PROBLEM – For the listing below, give the number of lines in which "clusters" occurs. Add nothing.

EXERCISE MATERIAL –
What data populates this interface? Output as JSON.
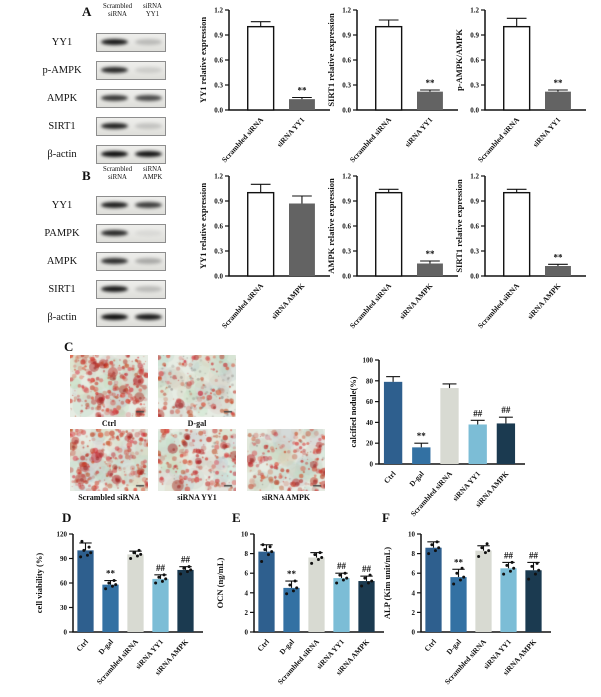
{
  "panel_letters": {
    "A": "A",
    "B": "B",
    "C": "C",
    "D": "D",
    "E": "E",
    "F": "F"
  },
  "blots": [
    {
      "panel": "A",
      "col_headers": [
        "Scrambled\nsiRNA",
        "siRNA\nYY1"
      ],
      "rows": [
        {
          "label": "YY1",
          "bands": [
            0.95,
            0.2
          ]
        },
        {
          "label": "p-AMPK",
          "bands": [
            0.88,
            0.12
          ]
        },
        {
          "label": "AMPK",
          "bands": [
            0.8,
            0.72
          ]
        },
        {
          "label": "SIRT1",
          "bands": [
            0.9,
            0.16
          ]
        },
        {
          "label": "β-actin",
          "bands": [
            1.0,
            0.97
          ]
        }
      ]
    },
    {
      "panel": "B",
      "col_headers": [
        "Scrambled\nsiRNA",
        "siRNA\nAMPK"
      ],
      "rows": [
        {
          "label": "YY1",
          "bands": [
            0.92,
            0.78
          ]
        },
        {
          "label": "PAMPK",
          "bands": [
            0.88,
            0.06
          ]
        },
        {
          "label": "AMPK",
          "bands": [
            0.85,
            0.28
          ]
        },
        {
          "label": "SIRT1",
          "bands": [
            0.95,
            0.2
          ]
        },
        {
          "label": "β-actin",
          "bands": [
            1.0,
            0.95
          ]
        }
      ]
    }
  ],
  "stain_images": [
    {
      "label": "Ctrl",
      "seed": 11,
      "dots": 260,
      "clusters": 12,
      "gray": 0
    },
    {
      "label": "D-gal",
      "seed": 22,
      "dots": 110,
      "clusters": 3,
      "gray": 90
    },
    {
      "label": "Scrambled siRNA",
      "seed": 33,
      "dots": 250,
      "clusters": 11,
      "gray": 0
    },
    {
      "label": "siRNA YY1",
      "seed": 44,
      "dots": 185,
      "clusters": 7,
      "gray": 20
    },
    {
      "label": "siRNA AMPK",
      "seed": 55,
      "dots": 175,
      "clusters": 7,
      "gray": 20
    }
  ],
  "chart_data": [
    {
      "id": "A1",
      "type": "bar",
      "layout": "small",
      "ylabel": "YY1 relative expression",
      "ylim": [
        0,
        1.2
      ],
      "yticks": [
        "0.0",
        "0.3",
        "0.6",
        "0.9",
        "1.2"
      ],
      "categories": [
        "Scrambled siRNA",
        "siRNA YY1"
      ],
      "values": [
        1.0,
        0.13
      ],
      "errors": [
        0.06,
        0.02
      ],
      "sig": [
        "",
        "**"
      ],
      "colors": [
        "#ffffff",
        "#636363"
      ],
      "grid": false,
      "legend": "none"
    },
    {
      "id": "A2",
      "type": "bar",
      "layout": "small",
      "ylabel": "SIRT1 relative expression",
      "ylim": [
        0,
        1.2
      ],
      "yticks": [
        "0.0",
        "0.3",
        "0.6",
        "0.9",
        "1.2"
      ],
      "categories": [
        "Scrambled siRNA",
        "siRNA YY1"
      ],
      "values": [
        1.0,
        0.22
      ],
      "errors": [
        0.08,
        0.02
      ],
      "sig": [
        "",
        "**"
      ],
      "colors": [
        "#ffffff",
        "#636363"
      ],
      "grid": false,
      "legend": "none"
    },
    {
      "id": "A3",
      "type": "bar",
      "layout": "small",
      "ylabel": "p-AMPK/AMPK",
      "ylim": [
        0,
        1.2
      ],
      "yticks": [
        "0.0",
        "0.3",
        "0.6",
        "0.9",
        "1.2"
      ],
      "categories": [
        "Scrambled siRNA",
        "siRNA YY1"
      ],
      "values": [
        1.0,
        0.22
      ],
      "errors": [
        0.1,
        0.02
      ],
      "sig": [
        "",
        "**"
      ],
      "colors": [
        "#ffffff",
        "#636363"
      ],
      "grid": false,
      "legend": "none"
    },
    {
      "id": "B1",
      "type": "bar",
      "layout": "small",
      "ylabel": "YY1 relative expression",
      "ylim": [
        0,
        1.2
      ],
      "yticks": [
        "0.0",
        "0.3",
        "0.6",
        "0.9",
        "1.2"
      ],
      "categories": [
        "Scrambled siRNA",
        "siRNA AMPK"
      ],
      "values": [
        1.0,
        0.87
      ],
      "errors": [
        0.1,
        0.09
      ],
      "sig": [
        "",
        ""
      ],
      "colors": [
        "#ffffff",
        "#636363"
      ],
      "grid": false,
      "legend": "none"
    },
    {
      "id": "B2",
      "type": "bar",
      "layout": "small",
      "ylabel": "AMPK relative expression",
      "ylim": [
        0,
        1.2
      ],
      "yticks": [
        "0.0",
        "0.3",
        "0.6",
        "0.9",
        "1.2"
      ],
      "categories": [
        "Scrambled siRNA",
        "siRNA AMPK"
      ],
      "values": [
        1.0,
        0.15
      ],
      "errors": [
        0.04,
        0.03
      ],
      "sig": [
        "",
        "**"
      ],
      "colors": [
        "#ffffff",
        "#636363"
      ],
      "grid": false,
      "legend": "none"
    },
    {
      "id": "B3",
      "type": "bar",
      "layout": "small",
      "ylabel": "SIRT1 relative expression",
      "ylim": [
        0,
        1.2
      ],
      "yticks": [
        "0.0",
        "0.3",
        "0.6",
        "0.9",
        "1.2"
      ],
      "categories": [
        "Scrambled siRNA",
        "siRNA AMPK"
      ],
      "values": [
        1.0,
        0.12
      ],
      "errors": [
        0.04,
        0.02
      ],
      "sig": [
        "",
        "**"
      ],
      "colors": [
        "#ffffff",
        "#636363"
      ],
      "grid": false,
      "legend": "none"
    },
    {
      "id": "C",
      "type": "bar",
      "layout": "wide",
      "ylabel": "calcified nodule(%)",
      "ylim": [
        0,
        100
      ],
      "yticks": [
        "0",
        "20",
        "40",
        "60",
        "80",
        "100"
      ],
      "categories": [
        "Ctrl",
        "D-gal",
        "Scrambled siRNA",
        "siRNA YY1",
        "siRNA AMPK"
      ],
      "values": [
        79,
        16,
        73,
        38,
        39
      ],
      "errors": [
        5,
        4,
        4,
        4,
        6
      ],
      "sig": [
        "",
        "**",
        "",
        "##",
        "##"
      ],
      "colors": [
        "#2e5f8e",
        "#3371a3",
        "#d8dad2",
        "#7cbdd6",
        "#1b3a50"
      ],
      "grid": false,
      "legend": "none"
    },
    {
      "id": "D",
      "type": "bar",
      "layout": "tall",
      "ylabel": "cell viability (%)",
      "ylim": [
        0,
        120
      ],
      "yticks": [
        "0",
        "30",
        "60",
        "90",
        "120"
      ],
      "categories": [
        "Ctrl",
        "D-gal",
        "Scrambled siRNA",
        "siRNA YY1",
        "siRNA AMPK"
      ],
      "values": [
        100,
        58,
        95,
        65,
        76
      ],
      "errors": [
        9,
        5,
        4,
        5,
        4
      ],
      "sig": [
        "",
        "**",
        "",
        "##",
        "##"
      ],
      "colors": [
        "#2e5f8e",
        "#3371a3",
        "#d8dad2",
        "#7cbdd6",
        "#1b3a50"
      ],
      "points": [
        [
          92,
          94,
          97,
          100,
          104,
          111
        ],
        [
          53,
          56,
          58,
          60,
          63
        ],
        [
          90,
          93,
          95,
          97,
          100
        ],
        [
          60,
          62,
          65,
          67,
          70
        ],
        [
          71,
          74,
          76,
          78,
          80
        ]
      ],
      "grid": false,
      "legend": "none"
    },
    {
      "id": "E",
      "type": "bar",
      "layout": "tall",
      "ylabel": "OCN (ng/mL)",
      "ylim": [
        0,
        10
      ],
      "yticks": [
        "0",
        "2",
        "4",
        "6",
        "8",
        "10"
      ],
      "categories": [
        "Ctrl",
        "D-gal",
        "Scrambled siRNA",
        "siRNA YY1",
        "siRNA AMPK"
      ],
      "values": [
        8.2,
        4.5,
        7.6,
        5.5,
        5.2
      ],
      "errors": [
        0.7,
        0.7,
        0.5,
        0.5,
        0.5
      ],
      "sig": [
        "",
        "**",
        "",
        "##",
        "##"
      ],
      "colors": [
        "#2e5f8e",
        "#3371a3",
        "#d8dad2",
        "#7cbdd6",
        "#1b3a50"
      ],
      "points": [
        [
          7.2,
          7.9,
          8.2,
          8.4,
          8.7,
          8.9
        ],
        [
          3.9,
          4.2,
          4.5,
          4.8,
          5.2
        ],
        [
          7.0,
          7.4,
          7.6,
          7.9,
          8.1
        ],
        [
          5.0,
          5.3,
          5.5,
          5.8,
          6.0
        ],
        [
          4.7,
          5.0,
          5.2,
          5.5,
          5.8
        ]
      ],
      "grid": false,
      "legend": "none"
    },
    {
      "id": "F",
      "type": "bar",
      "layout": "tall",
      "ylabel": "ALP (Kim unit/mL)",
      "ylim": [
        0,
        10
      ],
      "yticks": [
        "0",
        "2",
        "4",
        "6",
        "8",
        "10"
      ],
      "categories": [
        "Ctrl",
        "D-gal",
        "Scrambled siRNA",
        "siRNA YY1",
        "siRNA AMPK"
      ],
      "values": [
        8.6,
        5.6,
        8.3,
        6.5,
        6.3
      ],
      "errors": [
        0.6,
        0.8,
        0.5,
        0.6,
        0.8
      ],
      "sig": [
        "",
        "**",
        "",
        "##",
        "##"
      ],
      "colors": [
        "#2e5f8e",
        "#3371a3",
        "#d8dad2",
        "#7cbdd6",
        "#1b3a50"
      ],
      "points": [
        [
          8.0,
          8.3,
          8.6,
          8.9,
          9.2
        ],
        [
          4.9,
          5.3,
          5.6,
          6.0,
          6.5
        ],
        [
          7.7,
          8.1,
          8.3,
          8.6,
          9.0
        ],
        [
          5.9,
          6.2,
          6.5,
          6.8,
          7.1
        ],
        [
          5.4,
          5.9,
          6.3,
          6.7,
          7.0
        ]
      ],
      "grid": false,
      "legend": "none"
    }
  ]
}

EXERCISE RESPONSE – 5